(Task details)
Count the lines below that contain the word "plain", and report only that number.

Extracted records:
——————————

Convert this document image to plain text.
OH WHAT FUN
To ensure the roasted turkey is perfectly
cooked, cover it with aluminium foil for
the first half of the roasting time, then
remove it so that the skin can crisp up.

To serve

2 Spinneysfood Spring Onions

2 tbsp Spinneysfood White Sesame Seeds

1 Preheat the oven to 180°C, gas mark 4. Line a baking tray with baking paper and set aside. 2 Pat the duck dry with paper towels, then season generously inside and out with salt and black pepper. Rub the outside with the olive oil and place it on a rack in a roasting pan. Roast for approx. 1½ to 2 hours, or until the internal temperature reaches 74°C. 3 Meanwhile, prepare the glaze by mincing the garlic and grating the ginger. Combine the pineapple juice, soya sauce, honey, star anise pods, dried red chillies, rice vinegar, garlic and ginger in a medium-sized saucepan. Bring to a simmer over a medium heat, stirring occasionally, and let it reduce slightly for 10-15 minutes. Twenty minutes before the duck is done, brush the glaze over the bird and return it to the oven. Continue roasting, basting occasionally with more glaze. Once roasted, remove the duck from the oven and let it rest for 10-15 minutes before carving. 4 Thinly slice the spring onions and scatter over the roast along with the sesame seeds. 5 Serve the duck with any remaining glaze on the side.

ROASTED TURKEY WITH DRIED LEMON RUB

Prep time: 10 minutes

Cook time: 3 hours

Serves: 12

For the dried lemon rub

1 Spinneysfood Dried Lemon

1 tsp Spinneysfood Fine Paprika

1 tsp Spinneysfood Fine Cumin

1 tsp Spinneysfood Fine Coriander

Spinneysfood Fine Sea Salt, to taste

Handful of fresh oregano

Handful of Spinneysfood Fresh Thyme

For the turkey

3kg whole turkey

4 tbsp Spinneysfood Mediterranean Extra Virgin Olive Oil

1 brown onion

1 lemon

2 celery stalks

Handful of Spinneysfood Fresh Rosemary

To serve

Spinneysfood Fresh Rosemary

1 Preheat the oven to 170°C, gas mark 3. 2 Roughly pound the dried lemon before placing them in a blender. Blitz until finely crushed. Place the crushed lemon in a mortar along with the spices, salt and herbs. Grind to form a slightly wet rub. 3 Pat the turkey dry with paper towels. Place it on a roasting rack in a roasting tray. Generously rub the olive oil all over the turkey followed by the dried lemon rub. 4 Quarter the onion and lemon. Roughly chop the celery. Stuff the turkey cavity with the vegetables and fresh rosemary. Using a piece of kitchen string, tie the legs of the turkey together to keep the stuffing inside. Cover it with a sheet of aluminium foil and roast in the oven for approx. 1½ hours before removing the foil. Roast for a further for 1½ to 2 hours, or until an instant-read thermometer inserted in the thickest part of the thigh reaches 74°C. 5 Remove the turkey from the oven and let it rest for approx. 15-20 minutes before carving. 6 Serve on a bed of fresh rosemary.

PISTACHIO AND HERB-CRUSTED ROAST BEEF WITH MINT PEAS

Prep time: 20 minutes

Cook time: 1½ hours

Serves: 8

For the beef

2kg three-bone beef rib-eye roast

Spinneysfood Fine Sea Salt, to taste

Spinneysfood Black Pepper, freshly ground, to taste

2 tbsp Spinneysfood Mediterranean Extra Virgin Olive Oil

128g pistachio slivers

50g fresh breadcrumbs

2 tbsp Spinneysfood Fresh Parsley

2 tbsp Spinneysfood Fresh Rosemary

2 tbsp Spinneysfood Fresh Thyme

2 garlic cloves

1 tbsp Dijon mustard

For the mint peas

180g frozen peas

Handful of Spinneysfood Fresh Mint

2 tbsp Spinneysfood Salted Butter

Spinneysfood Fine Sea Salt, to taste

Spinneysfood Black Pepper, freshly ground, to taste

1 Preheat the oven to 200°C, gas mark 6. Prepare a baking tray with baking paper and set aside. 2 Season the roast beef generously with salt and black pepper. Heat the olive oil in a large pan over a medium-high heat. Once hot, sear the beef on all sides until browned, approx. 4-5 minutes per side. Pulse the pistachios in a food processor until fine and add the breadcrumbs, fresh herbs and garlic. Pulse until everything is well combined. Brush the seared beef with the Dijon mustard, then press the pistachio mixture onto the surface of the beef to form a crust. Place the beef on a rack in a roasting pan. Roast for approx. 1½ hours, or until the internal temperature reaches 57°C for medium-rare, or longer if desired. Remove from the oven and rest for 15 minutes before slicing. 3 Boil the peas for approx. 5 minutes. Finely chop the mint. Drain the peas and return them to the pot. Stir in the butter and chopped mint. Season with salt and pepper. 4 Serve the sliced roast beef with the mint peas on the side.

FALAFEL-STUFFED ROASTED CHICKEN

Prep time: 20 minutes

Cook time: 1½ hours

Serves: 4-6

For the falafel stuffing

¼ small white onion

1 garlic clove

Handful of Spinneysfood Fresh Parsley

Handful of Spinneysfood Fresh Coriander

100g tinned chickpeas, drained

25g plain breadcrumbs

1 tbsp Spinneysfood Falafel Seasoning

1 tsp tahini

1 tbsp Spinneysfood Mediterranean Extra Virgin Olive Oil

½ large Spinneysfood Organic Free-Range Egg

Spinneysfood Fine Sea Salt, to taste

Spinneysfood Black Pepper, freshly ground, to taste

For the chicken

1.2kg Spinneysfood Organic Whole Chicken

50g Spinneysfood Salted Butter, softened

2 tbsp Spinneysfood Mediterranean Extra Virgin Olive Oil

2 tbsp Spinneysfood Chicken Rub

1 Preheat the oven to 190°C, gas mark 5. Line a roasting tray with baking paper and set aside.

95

——————————

(Answer to the task)
2